╭──

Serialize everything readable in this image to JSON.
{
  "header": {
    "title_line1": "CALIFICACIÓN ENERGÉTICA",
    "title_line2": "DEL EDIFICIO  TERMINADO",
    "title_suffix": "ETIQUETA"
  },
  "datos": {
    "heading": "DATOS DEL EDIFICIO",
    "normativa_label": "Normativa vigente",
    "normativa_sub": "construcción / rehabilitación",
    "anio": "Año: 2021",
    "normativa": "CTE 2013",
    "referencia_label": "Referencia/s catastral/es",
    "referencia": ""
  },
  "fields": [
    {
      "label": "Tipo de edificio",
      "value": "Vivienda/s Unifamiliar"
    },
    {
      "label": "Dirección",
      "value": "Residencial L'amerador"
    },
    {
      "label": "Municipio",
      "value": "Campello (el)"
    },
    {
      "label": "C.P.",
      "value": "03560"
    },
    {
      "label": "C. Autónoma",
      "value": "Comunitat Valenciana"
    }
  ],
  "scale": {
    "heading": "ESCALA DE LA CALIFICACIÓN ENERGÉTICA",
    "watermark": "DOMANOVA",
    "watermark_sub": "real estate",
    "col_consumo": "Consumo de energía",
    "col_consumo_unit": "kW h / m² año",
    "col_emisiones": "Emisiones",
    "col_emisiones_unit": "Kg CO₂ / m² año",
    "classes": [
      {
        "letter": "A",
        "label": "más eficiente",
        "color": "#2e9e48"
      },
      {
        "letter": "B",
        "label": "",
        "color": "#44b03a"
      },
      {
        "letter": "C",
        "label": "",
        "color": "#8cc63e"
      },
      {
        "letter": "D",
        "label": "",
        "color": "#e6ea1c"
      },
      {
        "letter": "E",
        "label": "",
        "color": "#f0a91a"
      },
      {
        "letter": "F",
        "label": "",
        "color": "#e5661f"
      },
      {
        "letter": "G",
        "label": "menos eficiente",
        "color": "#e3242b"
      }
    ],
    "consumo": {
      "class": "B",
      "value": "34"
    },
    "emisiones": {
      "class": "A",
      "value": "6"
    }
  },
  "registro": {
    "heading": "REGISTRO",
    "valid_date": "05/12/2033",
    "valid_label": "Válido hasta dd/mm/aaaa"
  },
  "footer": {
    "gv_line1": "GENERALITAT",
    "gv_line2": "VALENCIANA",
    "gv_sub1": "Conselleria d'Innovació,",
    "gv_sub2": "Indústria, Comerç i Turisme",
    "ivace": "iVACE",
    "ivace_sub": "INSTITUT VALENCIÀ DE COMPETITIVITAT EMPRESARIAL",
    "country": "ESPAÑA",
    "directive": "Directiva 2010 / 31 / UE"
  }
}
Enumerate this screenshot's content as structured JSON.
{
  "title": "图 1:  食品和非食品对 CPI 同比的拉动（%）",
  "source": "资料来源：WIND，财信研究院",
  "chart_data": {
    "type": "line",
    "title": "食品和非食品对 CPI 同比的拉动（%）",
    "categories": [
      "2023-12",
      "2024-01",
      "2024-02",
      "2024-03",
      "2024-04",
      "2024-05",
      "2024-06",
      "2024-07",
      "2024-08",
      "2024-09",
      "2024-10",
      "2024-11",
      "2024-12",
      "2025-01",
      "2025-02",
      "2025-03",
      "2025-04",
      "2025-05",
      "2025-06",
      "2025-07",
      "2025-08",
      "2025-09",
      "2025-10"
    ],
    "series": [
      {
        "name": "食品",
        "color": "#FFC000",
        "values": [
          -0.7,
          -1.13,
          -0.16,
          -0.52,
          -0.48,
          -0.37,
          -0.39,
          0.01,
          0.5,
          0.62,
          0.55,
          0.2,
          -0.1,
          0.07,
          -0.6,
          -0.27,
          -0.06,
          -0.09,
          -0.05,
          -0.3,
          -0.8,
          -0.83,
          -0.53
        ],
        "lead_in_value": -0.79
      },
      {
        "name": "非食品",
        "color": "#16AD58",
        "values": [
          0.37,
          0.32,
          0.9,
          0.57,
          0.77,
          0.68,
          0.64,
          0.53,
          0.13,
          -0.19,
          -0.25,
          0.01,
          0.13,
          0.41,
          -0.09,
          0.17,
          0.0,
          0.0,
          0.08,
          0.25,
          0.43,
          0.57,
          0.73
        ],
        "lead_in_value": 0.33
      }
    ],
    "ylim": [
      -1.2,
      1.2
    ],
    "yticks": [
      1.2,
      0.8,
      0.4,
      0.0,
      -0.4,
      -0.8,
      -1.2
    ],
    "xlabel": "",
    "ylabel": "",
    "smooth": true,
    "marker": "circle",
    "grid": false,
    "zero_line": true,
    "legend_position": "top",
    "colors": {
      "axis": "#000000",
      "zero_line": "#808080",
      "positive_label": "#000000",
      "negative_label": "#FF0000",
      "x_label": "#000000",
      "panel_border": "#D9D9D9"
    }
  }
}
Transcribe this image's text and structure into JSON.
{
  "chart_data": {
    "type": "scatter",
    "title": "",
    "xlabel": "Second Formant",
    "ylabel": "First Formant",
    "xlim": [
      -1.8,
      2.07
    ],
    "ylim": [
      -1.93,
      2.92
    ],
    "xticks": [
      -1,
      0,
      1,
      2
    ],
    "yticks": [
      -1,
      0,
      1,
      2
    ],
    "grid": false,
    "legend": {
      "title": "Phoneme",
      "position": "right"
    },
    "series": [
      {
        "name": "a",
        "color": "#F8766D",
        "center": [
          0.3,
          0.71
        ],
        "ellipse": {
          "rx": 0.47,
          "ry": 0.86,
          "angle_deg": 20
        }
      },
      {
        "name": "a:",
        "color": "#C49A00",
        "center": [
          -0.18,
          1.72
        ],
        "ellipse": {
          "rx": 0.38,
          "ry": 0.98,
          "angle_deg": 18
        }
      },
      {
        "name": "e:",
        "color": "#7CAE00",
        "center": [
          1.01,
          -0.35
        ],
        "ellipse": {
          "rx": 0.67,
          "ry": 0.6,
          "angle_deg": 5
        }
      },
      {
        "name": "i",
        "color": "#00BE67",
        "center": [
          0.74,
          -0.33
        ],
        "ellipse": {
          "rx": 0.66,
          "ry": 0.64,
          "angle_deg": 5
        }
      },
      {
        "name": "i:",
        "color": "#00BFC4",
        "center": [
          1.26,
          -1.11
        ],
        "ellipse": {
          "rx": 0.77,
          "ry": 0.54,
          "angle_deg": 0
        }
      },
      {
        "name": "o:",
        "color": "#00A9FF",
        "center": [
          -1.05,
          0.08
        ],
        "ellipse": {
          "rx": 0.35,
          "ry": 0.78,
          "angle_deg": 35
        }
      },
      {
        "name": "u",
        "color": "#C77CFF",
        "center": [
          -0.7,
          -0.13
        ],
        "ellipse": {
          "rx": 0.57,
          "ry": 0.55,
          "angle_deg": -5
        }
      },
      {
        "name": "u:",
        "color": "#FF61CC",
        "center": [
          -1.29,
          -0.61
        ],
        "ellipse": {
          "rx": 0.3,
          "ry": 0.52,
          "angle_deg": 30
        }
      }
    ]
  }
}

╰──

Please copy out each record, character for character.

Serialize everything readable in this image to JSON.
{
  "header": {
    "title_line1": "CALIFICACIÓN ENERGÉTICA",
    "title_line2": "DEL EDIFICIO  TERMINADO",
    "title_suffix": "ETIQUETA"
  },
  "datos": {
    "heading": "DATOS DEL EDIFICIO",
    "normativa_label": "Normativa vigente",
    "normativa_sub": "construcción / rehabilitación",
    "anio": "Año: 2021",
    "normativa": "CTE 2013",
    "referencia_label": "Referencia/s catastral/es",
    "referencia": ""
  },
  "fields": [
    {
      "label": "Tipo de edificio",
      "value": "Vivienda/s Unifamiliar"
    },
    {
      "label": "Dirección",
      "value": "Residencial L'amerador"
    },
    {
      "label": "Municipio",
      "value": "Campello (el)"
    },
    {
      "label": "C.P.",
      "value": "03560"
    },
    {
      "label": "C. Autónoma",
      "value": "Comunitat Valenciana"
    }
  ],
  "scale": {
    "heading": "ESCALA DE LA CALIFICACIÓN ENERGÉTICA",
    "watermark": "DOMANOVA",
    "watermark_sub": "real estate",
    "col_consumo": "Consumo de energía",
    "col_consumo_unit": "kW h / m² año",
    "col_emisiones": "Emisiones",
    "col_emisiones_unit": "Kg CO₂ / m² año",
    "classes": [
      {
        "letter": "A",
        "label": "más eficiente",
        "color": "#2e9e48"
      },
      {
        "letter": "B",
        "label": "",
        "color": "#44b03a"
      },
      {
        "letter": "C",
        "label": "",
        "color": "#8cc63e"
      },
      {
        "letter": "D",
        "label": "",
        "color": "#e6ea1c"
      },
      {
        "letter": "E",
        "label": "",
        "color": "#f0a91a"
      },
      {
        "letter": "F",
        "label": "",
        "color": "#e5661f"
      },
      {
        "letter": "G",
        "label": "menos eficiente",
        "color": "#e3242b"
      }
    ],
    "consumo": {
      "class": "B",
      "value": "34"
    },
    "emisiones": {
      "class": "A",
      "value": "6"
    }
  },
  "registro": {
    "heading": "REGISTRO",
    "valid_date": "05/12/2033",
    "valid_label": "Válido hasta dd/mm/aaaa"
  },
  "footer": {
    "gv_line1": "GENERALITAT",
    "gv_line2": "VALENCIANA",
    "gv_sub1": "Conselleria d'Innovació,",
    "gv_sub2": "Indústria, Comerç i Turisme",
    "ivace": "iVACE",
    "ivace_sub": "INSTITUT VALENCIÀ DE COMPETITIVITAT EMPRESARIAL",
    "country": "ESPAÑA",
    "directive": "Directiva 2010 / 31 / UE"
  }
}
Enumerate this screenshot's content as structured JSON.
{
  "title": "图 1:  食品和非食品对 CPI 同比的拉动（%）",
  "source": "资料来源：WIND，财信研究院",
  "chart_data": {
    "type": "line",
    "title": "食品和非食品对 CPI 同比的拉动（%）",
    "categories": [
      "2023-12",
      "2024-01",
      "2024-02",
      "2024-03",
      "2024-04",
      "2024-05",
      "2024-06",
      "2024-07",
      "2024-08",
      "2024-09",
      "2024-10",
      "2024-11",
      "2024-12",
      "2025-01",
      "2025-02",
      "2025-03",
      "2025-04",
      "2025-05",
      "2025-06",
      "2025-07",
      "2025-08",
      "2025-09",
      "2025-10"
    ],
    "series": [
      {
        "name": "食品",
        "color": "#FFC000",
        "values": [
          -0.7,
          -1.13,
          -0.16,
          -0.52,
          -0.48,
          -0.37,
          -0.39,
          0.01,
          0.5,
          0.62,
          0.55,
          0.2,
          -0.1,
          0.07,
          -0.6,
          -0.27,
          -0.06,
          -0.09,
          -0.05,
          -0.3,
          -0.8,
          -0.83,
          -0.53
        ],
        "lead_in_value": -0.79
      },
      {
        "name": "非食品",
        "color": "#16AD58",
        "values": [
          0.37,
          0.32,
          0.9,
          0.57,
          0.77,
          0.68,
          0.64,
          0.53,
          0.13,
          -0.19,
          -0.25,
          0.01,
          0.13,
          0.41,
          -0.09,
          0.17,
          0.0,
          0.0,
          0.08,
          0.25,
          0.43,
          0.57,
          0.73
        ],
        "lead_in_value": 0.33
      }
    ],
    "ylim": [
      -1.2,
      1.2
    ],
    "yticks": [
      1.2,
      0.8,
      0.4,
      0.0,
      -0.4,
      -0.8,
      -1.2
    ],
    "xlabel": "",
    "ylabel": "",
    "smooth": true,
    "marker": "circle",
    "grid": false,
    "zero_line": true,
    "legend_position": "top",
    "colors": {
      "axis": "#000000",
      "zero_line": "#808080",
      "positive_label": "#000000",
      "negative_label": "#FF0000",
      "x_label": "#000000",
      "panel_border": "#D9D9D9"
    }
  }
}
Transcribe this image's text and structure into JSON.
{
  "chart_data": {
    "type": "scatter",
    "title": "",
    "xlabel": "Second Formant",
    "ylabel": "First Formant",
    "xlim": [
      -1.8,
      2.07
    ],
    "ylim": [
      -1.93,
      2.92
    ],
    "xticks": [
      -1,
      0,
      1,
      2
    ],
    "yticks": [
      -1,
      0,
      1,
      2
    ],
    "grid": false,
    "legend": {
      "title": "Phoneme",
      "position": "right"
    },
    "series": [
      {
        "name": "a",
        "color": "#F8766D",
        "center": [
          0.3,
          0.71
        ],
        "ellipse": {
          "rx": 0.47,
          "ry": 0.86,
          "angle_deg": 20
        }
      },
      {
        "name": "a:",
        "color": "#C49A00",
        "center": [
          -0.18,
          1.72
        ],
        "ellipse": {
          "rx": 0.38,
          "ry": 0.98,
          "angle_deg": 18
        }
      },
      {
        "name": "e:",
        "color": "#7CAE00",
        "center": [
          1.01,
          -0.35
        ],
        "ellipse": {
          "rx": 0.67,
          "ry": 0.6,
          "angle_deg": 5
        }
      },
      {
        "name": "i",
        "color": "#00BE67",
        "center": [
          0.74,
          -0.33
        ],
        "ellipse": {
          "rx": 0.66,
          "ry": 0.64,
          "angle_deg": 5
        }
      },
      {
        "name": "i:",
        "color": "#00BFC4",
        "center": [
          1.26,
          -1.11
        ],
        "ellipse": {
          "rx": 0.77,
          "ry": 0.54,
          "angle_deg": 0
        }
      },
      {
        "name": "o:",
        "color": "#00A9FF",
        "center": [
          -1.05,
          0.08
        ],
        "ellipse": {
          "rx": 0.35,
          "ry": 0.78,
          "angle_deg": 35
        }
      },
      {
        "name": "u",
        "color": "#C77CFF",
        "center": [
          -0.7,
          -0.13
        ],
        "ellipse": {
          "rx": 0.57,
          "ry": 0.55,
          "angle_deg": -5
        }
      },
      {
        "name": "u:",
        "color": "#FF61CC",
        "center": [
          -1.29,
          -0.61
        ],
        "ellipse": {
          "rx": 0.3,
          "ry": 0.52,
          "angle_deg": 30
        }
      }
    ]
  }
}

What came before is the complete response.